-- START Task inputs --

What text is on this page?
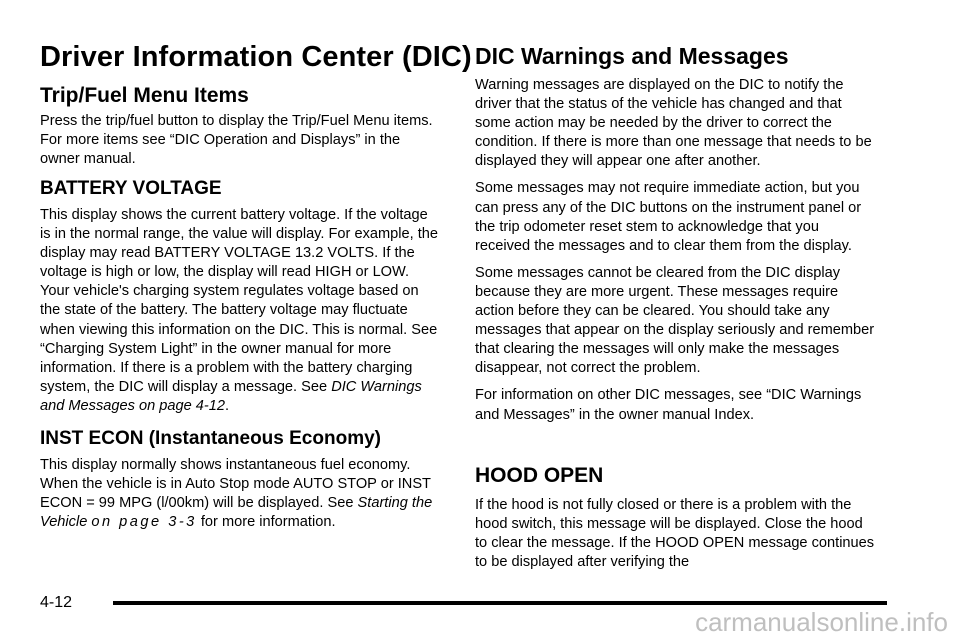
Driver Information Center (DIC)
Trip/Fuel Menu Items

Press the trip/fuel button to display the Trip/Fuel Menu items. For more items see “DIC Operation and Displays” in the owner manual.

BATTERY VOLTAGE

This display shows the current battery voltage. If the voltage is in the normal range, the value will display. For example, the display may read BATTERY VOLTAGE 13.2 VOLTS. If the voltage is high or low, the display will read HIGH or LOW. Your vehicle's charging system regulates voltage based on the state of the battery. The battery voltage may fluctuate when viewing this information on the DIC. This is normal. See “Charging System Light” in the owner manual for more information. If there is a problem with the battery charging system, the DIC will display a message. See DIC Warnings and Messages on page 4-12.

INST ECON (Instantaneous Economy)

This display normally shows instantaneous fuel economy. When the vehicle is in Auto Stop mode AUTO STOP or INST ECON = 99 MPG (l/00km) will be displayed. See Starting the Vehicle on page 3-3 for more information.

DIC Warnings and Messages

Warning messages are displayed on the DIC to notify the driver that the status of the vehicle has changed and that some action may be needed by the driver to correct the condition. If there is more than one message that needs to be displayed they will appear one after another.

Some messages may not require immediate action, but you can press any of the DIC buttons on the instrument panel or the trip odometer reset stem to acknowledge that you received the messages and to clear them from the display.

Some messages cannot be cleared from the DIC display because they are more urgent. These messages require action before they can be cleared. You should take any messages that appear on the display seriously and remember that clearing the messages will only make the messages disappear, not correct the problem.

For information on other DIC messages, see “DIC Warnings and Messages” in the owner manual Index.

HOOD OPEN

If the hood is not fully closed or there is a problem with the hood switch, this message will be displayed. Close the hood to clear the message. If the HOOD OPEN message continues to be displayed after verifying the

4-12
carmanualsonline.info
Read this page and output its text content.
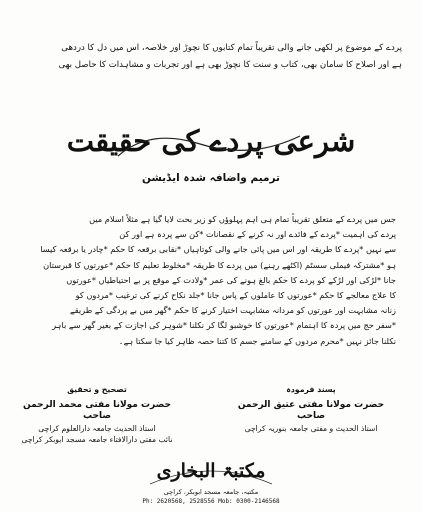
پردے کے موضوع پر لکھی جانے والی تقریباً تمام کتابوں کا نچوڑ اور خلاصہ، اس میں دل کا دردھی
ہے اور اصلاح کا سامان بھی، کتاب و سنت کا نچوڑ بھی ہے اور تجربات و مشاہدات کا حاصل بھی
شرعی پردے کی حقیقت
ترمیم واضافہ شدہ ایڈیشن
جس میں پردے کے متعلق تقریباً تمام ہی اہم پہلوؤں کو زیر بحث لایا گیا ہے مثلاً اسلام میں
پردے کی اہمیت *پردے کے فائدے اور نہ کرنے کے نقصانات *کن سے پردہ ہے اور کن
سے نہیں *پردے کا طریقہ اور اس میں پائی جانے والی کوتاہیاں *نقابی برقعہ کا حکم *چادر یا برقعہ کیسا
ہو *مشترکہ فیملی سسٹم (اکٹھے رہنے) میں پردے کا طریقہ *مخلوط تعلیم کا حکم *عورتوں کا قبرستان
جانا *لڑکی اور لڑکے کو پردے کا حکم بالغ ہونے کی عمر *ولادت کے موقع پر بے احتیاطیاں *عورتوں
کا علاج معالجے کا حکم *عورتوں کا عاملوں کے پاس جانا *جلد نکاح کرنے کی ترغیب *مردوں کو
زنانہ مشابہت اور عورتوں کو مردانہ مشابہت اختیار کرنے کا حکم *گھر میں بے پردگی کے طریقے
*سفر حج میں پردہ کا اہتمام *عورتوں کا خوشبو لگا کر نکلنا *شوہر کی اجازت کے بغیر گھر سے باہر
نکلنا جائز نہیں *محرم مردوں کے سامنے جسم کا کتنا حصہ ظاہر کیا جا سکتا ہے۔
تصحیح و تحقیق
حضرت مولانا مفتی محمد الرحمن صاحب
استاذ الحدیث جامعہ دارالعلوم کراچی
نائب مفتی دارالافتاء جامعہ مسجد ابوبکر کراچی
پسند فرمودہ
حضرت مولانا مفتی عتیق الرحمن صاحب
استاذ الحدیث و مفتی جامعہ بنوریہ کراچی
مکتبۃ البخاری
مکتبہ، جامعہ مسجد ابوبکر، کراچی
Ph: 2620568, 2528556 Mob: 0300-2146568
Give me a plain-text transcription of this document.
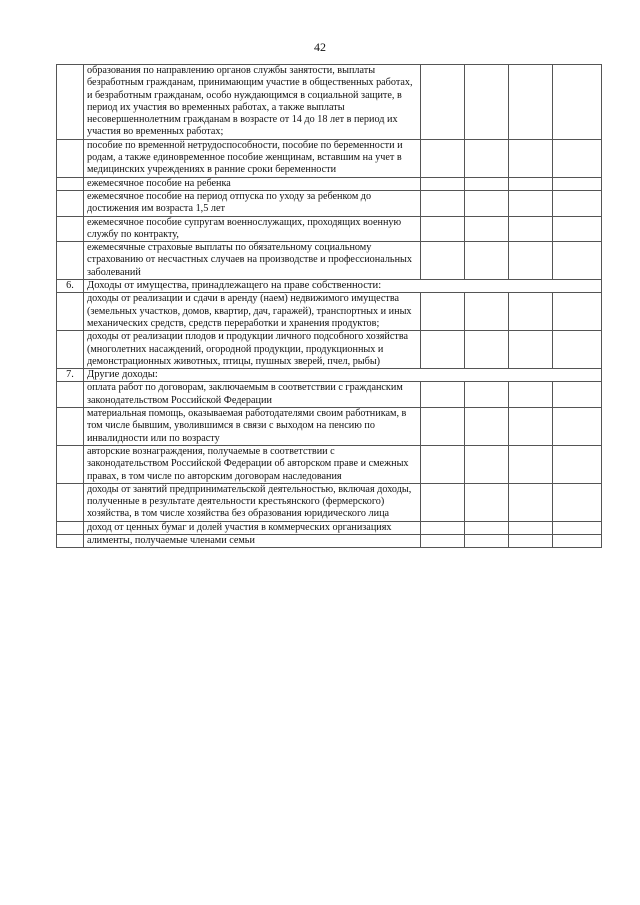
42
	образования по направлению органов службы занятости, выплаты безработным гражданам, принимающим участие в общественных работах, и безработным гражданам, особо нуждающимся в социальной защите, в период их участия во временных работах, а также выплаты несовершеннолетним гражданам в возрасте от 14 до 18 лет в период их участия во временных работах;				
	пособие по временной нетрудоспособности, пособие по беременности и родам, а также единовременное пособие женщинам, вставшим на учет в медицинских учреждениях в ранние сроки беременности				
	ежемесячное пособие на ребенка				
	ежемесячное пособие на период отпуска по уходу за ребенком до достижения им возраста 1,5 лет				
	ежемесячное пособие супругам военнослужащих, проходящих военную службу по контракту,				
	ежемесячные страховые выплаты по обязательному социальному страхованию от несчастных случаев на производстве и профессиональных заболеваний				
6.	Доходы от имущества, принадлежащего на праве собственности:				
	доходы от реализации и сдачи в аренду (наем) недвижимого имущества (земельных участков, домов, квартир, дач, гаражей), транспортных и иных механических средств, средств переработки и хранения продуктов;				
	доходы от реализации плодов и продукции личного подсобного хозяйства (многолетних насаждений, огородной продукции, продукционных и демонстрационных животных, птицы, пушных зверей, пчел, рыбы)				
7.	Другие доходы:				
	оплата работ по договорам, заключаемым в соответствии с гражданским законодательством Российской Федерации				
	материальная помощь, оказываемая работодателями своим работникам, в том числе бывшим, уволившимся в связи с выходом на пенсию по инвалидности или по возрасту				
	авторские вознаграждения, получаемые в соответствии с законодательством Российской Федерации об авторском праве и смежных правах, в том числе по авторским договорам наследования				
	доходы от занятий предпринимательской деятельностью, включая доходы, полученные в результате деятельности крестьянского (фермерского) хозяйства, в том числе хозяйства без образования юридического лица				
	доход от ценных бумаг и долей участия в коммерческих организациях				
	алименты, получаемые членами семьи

-- END Task inputs --

▸ **Set problem**
Copy every line of the listing where the word "VOLTAGE" appears.

▸ **Finished exercise**
BATTERY VOLTAGE
This display shows the current battery voltage. If the voltage is in the normal range, the value will display. For example, the display may read BATTERY VOLTAGE 13.2 VOLTS. If the voltage is high or low, the display will read HIGH or LOW. Your vehicle's charging system regulates voltage based on the state of the battery. The battery voltage may fluctuate when viewing this information on the DIC. This is normal. See “Charging System Light” in the owner manual for more information. If there is a problem with the battery charging system, the DIC will display a message. See DIC Warnings and Messages on page 4-12.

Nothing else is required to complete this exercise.